Given exercise → Using the records that follow, copy every line containing the word "title".

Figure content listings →
+ + +

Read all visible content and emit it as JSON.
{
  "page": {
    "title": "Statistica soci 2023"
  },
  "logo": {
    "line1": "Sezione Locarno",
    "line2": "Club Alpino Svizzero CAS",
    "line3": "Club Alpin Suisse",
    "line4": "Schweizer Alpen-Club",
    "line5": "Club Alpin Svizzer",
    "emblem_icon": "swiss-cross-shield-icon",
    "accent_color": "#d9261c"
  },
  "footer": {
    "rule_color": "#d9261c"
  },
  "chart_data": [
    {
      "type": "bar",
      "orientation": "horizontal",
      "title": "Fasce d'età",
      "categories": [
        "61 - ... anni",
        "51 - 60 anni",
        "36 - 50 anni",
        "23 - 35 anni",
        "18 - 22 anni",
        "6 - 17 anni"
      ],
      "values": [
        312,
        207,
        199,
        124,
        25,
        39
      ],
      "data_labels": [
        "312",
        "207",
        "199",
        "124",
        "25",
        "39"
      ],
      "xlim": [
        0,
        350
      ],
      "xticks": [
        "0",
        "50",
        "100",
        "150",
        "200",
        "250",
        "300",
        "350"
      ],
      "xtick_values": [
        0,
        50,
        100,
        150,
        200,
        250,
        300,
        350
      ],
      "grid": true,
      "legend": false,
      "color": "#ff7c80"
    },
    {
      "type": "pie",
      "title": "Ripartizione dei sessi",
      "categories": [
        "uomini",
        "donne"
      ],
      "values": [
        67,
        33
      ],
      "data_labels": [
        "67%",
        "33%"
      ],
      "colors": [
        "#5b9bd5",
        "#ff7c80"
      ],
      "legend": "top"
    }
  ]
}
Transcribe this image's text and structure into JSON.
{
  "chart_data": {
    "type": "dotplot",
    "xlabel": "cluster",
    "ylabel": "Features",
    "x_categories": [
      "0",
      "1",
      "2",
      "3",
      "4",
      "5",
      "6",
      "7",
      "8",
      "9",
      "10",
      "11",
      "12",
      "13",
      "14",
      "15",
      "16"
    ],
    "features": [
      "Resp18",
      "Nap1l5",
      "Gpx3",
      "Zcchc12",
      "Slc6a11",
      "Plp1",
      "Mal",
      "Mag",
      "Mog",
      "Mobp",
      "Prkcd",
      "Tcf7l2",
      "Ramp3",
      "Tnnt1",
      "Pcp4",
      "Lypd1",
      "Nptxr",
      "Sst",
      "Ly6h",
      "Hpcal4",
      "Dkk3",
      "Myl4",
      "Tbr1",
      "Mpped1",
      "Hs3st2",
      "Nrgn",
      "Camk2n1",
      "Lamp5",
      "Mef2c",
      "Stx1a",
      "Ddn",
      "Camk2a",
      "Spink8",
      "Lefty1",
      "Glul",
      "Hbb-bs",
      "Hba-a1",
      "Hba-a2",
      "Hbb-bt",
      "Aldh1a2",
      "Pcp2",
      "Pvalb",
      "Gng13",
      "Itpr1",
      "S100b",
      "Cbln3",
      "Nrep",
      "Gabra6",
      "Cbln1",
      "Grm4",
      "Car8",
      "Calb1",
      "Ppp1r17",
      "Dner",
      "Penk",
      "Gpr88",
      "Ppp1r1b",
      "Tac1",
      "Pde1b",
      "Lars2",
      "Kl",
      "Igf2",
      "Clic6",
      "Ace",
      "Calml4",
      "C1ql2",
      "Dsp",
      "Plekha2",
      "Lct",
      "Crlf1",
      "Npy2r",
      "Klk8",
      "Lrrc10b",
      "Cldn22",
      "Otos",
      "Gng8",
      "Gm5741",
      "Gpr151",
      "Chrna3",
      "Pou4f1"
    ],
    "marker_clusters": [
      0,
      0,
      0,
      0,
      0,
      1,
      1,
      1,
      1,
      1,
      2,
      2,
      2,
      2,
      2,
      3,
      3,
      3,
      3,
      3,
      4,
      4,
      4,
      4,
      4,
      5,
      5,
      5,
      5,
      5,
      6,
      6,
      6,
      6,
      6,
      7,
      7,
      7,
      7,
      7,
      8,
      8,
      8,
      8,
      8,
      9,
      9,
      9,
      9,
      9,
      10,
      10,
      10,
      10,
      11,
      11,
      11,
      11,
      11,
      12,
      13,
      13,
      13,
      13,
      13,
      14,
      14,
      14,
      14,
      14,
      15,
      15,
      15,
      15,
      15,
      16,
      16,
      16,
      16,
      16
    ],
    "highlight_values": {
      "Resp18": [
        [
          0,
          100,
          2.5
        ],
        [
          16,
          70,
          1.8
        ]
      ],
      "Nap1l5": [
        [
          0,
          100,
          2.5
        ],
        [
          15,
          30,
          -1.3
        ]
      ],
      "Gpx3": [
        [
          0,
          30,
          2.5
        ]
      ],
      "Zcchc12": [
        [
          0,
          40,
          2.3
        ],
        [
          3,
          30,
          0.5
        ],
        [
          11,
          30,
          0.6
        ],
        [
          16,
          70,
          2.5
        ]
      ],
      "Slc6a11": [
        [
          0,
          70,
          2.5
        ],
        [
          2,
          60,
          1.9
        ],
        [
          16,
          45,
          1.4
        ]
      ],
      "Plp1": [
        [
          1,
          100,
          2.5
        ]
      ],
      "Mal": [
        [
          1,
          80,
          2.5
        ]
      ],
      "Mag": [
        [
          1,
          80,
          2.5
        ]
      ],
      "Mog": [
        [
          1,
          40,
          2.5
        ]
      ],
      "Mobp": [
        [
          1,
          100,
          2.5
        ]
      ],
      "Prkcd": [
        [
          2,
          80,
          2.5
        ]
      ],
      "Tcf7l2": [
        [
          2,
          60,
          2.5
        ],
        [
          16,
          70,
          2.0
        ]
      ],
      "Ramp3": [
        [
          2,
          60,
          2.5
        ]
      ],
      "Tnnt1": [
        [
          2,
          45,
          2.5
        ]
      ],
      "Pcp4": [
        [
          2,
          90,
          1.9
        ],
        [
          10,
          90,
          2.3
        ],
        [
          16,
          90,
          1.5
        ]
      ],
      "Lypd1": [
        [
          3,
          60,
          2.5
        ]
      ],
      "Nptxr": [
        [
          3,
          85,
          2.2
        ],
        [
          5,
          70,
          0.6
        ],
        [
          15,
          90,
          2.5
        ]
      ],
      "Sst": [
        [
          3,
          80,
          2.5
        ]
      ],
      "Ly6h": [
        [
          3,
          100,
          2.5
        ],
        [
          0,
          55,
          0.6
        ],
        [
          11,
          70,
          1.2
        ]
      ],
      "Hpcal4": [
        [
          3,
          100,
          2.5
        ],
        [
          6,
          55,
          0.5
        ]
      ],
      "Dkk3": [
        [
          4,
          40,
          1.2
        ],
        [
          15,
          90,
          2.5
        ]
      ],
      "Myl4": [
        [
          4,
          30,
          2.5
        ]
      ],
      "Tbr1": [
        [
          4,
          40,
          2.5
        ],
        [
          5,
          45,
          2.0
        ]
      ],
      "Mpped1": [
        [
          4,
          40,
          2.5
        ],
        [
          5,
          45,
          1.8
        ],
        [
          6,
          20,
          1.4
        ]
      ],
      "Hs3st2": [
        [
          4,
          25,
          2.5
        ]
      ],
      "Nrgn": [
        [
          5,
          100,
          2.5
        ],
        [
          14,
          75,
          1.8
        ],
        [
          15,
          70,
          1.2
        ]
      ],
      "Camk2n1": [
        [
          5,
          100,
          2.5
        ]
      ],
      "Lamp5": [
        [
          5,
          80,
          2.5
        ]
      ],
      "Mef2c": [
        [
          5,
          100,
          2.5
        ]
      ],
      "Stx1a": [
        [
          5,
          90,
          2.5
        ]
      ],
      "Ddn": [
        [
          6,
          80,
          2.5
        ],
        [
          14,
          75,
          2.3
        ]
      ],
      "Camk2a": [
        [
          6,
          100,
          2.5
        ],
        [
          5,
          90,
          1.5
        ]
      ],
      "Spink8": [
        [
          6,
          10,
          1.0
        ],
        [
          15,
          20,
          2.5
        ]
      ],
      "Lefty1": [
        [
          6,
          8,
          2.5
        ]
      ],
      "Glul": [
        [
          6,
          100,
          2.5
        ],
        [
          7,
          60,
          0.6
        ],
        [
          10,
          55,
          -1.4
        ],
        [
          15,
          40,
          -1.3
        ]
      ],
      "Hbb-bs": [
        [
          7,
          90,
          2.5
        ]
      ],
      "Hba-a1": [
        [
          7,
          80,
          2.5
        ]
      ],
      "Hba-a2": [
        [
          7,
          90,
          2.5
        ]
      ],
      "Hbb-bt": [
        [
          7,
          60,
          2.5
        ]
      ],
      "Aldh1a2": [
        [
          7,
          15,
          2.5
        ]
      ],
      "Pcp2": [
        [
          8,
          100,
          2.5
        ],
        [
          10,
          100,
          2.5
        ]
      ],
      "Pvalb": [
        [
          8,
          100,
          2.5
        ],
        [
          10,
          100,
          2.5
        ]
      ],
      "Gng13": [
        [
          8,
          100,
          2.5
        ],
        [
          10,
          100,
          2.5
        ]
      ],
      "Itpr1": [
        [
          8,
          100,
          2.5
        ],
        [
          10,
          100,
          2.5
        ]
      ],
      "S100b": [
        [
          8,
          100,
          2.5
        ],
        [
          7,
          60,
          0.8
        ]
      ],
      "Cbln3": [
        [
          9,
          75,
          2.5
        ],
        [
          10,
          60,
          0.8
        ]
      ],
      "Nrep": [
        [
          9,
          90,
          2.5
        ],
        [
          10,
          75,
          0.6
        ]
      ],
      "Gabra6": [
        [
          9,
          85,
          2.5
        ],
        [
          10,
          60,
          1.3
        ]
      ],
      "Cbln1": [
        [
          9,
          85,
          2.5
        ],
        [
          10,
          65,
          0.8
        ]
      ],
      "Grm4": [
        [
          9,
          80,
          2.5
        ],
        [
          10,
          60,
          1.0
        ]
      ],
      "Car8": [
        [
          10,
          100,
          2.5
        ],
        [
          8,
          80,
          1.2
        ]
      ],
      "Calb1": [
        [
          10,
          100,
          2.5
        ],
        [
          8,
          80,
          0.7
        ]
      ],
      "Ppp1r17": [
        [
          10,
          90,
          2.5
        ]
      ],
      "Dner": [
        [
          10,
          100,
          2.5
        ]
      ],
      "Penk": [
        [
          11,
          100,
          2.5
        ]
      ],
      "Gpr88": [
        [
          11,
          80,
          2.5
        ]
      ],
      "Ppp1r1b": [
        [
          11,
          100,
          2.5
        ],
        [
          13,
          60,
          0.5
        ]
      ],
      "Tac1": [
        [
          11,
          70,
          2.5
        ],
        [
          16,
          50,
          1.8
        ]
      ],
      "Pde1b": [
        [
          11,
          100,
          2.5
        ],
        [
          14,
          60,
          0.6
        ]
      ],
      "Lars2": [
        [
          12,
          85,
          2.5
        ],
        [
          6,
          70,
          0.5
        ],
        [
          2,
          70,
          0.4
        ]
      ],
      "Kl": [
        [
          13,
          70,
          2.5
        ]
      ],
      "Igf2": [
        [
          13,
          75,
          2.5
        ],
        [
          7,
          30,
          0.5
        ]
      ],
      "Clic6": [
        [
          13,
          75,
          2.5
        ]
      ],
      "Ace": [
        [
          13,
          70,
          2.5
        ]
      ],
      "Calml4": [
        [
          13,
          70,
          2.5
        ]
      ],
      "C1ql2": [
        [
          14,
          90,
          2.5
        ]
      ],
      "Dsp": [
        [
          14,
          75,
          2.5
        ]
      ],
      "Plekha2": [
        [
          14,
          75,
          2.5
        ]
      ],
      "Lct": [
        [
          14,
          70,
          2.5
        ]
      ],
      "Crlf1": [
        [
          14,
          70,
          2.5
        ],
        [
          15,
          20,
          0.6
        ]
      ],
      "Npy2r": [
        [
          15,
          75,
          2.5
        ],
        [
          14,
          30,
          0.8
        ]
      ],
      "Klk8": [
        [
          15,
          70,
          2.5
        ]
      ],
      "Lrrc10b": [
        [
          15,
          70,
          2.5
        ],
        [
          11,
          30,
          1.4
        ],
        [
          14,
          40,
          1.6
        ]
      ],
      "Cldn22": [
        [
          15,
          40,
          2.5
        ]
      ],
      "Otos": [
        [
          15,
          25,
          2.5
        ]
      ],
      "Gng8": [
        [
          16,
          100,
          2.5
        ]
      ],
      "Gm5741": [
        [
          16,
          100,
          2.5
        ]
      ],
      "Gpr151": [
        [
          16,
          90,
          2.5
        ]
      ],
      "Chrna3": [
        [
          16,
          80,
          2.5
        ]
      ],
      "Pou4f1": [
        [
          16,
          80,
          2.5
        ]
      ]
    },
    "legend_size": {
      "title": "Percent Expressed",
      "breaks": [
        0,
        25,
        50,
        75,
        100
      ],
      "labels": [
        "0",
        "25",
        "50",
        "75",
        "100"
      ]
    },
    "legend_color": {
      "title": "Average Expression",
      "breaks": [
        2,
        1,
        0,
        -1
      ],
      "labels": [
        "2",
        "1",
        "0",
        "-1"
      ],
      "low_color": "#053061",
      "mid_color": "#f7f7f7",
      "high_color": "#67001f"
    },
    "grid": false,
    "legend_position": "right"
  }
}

+ + +

Written response →
    "title": "Statistica soci 2023"
      "title": "Fasce d'età",
      "title": "Ripartizione dei sessi",
      "title": "Percent Expressed",
      "title": "Average Expression",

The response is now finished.